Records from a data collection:
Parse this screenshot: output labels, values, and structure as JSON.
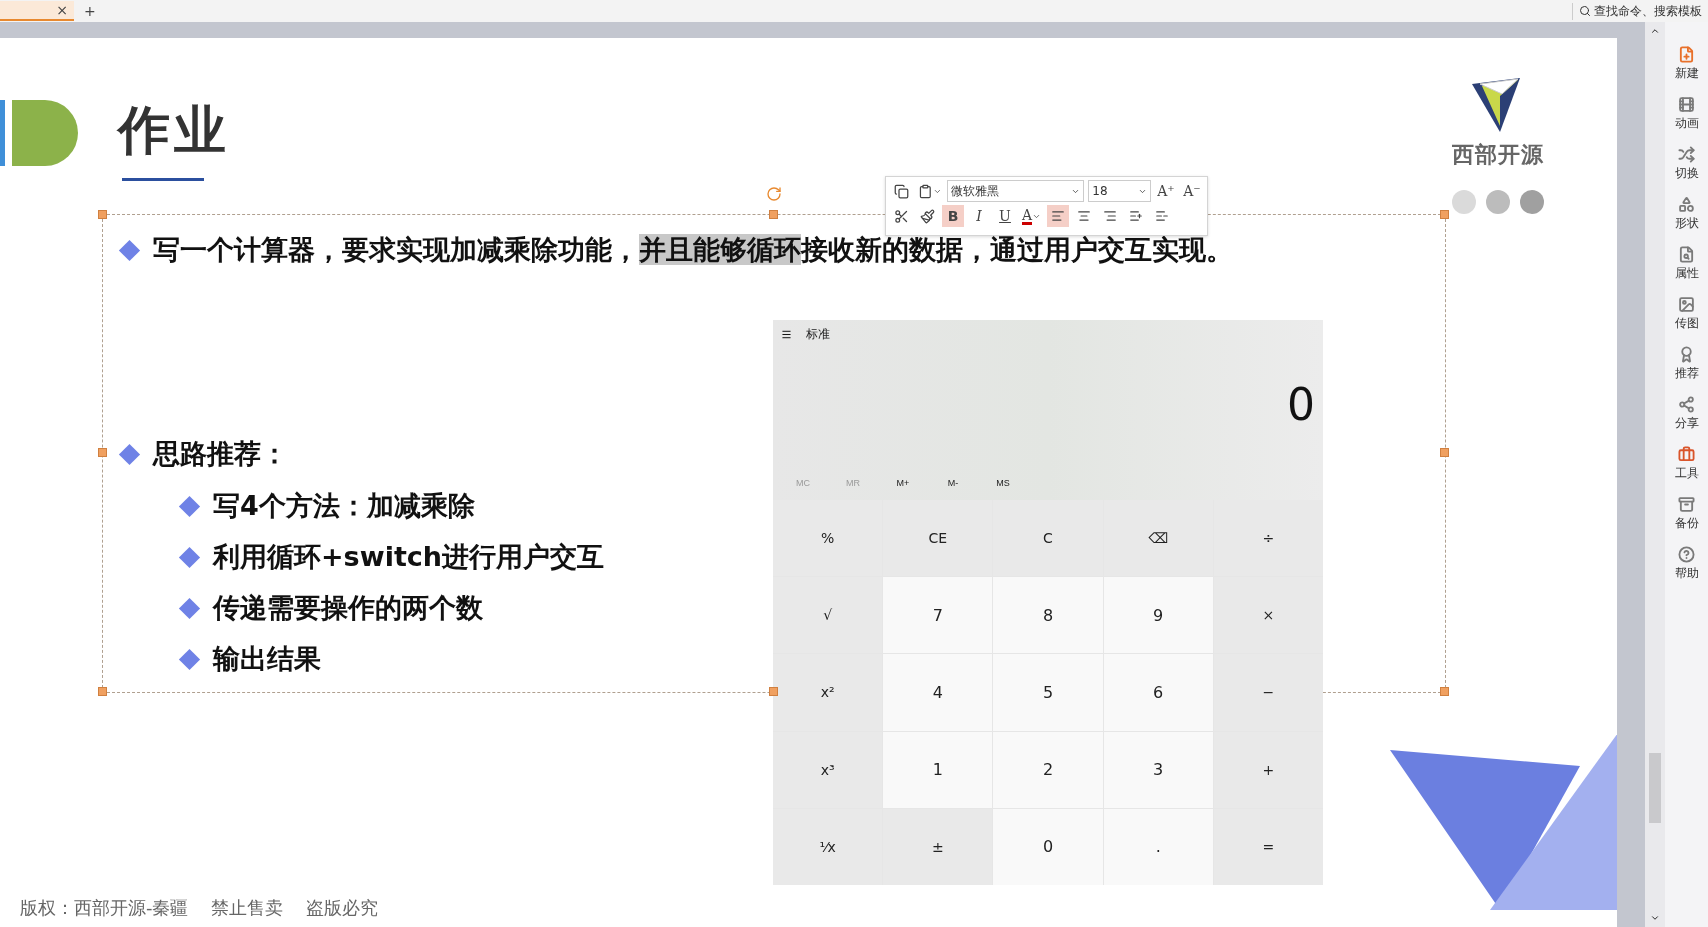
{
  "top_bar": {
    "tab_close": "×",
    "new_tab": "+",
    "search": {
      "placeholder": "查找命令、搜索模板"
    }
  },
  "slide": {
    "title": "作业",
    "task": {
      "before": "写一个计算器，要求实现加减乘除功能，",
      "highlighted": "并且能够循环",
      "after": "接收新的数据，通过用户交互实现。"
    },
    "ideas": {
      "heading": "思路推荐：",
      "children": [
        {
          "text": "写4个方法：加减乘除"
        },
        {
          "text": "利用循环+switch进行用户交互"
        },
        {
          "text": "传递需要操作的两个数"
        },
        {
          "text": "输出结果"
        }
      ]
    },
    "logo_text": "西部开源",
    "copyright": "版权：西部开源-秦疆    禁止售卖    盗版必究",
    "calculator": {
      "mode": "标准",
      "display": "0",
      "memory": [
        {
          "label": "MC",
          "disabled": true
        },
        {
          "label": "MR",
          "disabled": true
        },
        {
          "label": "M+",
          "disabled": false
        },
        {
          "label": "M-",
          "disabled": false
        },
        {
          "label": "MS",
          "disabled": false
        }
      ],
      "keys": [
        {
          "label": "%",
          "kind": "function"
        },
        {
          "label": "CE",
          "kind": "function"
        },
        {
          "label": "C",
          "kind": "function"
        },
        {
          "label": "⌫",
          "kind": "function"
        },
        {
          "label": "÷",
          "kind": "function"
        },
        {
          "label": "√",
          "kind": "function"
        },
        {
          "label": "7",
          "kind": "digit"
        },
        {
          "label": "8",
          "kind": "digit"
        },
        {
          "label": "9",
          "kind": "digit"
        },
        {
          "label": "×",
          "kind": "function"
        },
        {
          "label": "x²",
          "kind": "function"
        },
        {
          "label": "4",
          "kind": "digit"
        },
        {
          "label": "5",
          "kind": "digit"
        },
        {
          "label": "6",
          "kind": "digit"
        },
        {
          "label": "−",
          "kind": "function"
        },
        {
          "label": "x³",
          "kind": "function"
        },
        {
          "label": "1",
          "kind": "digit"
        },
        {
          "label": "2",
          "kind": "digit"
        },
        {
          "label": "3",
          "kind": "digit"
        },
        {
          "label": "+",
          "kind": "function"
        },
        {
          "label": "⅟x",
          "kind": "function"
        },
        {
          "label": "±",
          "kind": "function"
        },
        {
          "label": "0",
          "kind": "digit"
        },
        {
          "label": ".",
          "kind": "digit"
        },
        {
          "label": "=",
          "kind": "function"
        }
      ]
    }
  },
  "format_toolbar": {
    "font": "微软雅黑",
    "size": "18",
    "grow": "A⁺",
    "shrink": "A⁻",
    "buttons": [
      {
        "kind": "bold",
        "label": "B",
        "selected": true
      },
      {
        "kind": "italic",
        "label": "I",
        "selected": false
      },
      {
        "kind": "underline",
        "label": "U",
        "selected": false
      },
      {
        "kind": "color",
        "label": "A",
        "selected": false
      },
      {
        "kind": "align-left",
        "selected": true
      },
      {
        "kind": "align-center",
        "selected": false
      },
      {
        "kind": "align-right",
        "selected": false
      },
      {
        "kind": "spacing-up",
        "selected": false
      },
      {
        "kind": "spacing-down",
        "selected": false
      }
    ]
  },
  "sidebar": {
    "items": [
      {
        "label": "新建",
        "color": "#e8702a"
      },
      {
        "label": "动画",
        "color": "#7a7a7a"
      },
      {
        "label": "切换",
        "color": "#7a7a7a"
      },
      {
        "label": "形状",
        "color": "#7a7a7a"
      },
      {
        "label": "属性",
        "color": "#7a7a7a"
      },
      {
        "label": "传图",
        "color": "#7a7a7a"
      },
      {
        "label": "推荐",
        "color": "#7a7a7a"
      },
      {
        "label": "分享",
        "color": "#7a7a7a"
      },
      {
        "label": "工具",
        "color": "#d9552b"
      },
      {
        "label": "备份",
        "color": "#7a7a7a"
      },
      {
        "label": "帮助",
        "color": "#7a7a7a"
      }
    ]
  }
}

SHORT EXERCISE: Working from the lines above, reproduce the material exactly and exclude its pictures.

COMPLETE RESPONSE:
Parse this screenshot: output labels, values, and structure as JSON.
{
  "top_bar": {
    "tab_close": "×",
    "new_tab": "+",
    "search": {
      "placeholder": "查找命令、搜索模板"
    }
  },
  "slide": {
    "title": "作业",
    "task": {
      "before": "写一个计算器，要求实现加减乘除功能，",
      "highlighted": "并且能够循环",
      "after": "接收新的数据，通过用户交互实现。"
    },
    "ideas": {
      "heading": "思路推荐：",
      "children": [
        {
          "text": "写4个方法：加减乘除"
        },
        {
          "text": "利用循环+switch进行用户交互"
        },
        {
          "text": "传递需要操作的两个数"
        },
        {
          "text": "输出结果"
        }
      ]
    },
    "logo_text": "西部开源",
    "copyright": "版权：西部开源-秦疆    禁止售卖    盗版必究",
    "calculator": {
      "mode": "标准",
      "display": "0",
      "memory": [
        {
          "label": "MC",
          "disabled": true
        },
        {
          "label": "MR",
          "disabled": true
        },
        {
          "label": "M+",
          "disabled": false
        },
        {
          "label": "M-",
          "disabled": false
        },
        {
          "label": "MS",
          "disabled": false
        }
      ],
      "keys": [
        {
          "label": "%",
          "kind": "function"
        },
        {
          "label": "CE",
          "kind": "function"
        },
        {
          "label": "C",
          "kind": "function"
        },
        {
          "label": "⌫",
          "kind": "function"
        },
        {
          "label": "÷",
          "kind": "function"
        },
        {
          "label": "√",
          "kind": "function"
        },
        {
          "label": "7",
          "kind": "digit"
        },
        {
          "label": "8",
          "kind": "digit"
        },
        {
          "label": "9",
          "kind": "digit"
        },
        {
          "label": "×",
          "kind": "function"
        },
        {
          "label": "x²",
          "kind": "function"
        },
        {
          "label": "4",
          "kind": "digit"
        },
        {
          "label": "5",
          "kind": "digit"
        },
        {
          "label": "6",
          "kind": "digit"
        },
        {
          "label": "−",
          "kind": "function"
        },
        {
          "label": "x³",
          "kind": "function"
        },
        {
          "label": "1",
          "kind": "digit"
        },
        {
          "label": "2",
          "kind": "digit"
        },
        {
          "label": "3",
          "kind": "digit"
        },
        {
          "label": "+",
          "kind": "function"
        },
        {
          "label": "⅟x",
          "kind": "function"
        },
        {
          "label": "±",
          "kind": "function"
        },
        {
          "label": "0",
          "kind": "digit"
        },
        {
          "label": ".",
          "kind": "digit"
        },
        {
          "label": "=",
          "kind": "function"
        }
      ]
    }
  },
  "format_toolbar": {
    "font": "微软雅黑",
    "size": "18",
    "grow": "A⁺",
    "shrink": "A⁻",
    "buttons": [
      {
        "kind": "bold",
        "label": "B",
        "selected": true
      },
      {
        "kind": "italic",
        "label": "I",
        "selected": false
      },
      {
        "kind": "underline",
        "label": "U",
        "selected": false
      },
      {
        "kind": "color",
        "label": "A",
        "selected": false
      },
      {
        "kind": "align-left",
        "selected": true
      },
      {
        "kind": "align-center",
        "selected": false
      },
      {
        "kind": "align-right",
        "selected": false
      },
      {
        "kind": "spacing-up",
        "selected": false
      },
      {
        "kind": "spacing-down",
        "selected": false
      }
    ]
  },
  "sidebar": {
    "items": [
      {
        "label": "新建",
        "color": "#e8702a"
      },
      {
        "label": "动画",
        "color": "#7a7a7a"
      },
      {
        "label": "切换",
        "color": "#7a7a7a"
      },
      {
        "label": "形状",
        "color": "#7a7a7a"
      },
      {
        "label": "属性",
        "color": "#7a7a7a"
      },
      {
        "label": "传图",
        "color": "#7a7a7a"
      },
      {
        "label": "推荐",
        "color": "#7a7a7a"
      },
      {
        "label": "分享",
        "color": "#7a7a7a"
      },
      {
        "label": "工具",
        "color": "#d9552b"
      },
      {
        "label": "备份",
        "color": "#7a7a7a"
      },
      {
        "label": "帮助",
        "color": "#7a7a7a"
      }
    ]
  }
}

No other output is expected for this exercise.